• TAREAS
(a) ¿Qué déficit de trabajadores tendrá que cubrir Japón en 2040, según el texto sobre Japón?
(b) Reanuda el texto sobre Japón a partir de su última oración.

• TEXTO DE ESTUDIO
==================================================
La primera ministra japonesa Sanae Takaichi logró una supermayoría aplastante en las elecciones de febrero de 2026 con un mensaje centrado en reactivar la economía, reforzar la defensa y, sobre todo, imponer un tope estricto a la inmigración, una línea bautizada como 'Sakoku 2.0'.
La política choca con un problema demográfico acuciante: Japón necesitará cubrir un déficit de 11 millones de trabajadores en 2040. El Ejecutivo confía en capturar el 30% del mercado mundial de inteligencia artificial física y desplegar robots en residencias, restaurantes y obras, pero el análisis cuestiona esa viabilidad: el país destaca en hardware pero arrastra carencias en software y está perdiendo terreno frente a Estados Unidos y China en robótica avanzada.
Sin inmigrantes, la presión sobre las finanzas públicas será enorme. La tasa de dependencia alcanzará el 60% a principios de la década de 2030 y el 80% antes de 2050. El Gobierno ya aplica un mecanismo de 'deslizamiento macroeconómico' que recortará las pensiones cerca de un 20% en 2040, mientras la inflación empujará a los mayores a seguir trabajando hasta los 70 años.
==================================================
• DATOS ALMACENADOS
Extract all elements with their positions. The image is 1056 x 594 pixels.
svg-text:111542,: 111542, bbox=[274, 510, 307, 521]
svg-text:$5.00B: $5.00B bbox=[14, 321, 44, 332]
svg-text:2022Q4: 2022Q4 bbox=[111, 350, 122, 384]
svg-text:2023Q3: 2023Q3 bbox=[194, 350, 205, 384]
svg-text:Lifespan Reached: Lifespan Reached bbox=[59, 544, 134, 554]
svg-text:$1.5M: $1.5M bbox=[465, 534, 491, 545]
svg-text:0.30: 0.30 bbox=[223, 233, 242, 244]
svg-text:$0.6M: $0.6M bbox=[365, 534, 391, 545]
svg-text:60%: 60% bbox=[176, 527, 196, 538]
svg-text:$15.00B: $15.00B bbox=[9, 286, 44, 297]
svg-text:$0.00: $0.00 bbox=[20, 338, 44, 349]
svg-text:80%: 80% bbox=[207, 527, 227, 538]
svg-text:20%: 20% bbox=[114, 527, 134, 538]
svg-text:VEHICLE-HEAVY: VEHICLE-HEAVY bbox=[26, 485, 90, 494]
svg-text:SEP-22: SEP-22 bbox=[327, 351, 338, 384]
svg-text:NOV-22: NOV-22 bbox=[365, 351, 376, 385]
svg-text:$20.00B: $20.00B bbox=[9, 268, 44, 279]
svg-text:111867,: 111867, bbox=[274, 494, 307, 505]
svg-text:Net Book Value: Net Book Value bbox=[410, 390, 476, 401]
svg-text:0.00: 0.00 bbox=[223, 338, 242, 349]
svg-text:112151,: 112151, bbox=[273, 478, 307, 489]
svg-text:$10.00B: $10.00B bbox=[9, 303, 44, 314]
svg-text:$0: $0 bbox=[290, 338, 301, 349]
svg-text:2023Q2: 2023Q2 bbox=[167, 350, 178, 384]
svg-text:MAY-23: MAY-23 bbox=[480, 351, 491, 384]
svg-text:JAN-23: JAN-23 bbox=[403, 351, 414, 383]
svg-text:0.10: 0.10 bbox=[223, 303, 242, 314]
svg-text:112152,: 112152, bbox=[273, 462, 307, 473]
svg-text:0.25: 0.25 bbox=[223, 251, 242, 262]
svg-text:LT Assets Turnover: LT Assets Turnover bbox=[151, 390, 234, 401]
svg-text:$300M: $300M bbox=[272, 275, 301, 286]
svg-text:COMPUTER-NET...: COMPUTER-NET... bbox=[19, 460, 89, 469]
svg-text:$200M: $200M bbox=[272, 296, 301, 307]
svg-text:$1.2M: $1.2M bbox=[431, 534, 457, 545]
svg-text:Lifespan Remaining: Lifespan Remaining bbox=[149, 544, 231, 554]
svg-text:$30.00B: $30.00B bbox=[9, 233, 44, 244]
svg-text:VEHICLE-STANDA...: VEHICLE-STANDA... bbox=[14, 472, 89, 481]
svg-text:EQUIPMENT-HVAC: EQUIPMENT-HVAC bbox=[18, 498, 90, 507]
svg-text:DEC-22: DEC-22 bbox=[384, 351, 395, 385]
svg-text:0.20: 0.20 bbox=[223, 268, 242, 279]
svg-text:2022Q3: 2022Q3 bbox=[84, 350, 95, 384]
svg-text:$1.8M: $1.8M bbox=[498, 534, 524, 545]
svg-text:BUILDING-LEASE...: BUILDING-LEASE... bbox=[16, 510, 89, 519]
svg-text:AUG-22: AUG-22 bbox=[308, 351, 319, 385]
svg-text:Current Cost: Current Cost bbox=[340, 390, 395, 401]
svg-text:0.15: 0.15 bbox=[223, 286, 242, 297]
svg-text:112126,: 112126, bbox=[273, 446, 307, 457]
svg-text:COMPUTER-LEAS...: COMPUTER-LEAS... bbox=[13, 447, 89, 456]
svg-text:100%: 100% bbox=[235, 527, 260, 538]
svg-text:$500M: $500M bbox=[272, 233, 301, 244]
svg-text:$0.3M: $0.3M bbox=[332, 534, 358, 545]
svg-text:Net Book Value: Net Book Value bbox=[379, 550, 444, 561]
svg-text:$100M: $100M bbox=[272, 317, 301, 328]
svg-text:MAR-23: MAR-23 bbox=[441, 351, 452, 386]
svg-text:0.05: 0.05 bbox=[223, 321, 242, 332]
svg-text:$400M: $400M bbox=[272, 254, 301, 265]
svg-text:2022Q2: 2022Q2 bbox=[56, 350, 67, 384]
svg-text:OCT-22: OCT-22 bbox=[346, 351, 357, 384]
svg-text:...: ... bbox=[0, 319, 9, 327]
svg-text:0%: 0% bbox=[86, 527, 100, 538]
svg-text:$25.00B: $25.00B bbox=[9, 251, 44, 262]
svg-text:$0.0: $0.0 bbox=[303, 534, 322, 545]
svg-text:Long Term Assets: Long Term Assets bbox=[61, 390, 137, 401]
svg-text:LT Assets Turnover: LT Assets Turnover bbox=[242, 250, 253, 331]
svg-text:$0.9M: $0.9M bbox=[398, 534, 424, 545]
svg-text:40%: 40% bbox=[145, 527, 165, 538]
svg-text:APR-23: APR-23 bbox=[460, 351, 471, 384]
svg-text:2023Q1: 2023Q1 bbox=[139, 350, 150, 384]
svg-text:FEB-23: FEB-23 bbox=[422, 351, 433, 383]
==================================================
• RESPUESTAS DEL EJERCICIO
(a) Un déficit de 11 millones de trabajadores.

(b)
El informe Masuda advierte de que casi la mitad de los municipios podrían desaparecer en 2040 y el 20% de las zonas rurales quedarse sin habitantes en 2050, con caídas superiores al 30% en Akita, Aomori y Kochi. Las ciudades medianas que sobrevivan, como el prototipo Toyama, deberán concentrarse alrededor de nodos de transporte público.
En el ámbito corporativo, miles de empresas zombi quebrarán y la mano de obra se consolidará en grandes corporaciones, que pujarán por un número menguante de trabajadores provocando una subida salarial. Sectores como la agricultura sufrirán el fin del pequeño agricultor, con la producción interna cayendo en picado.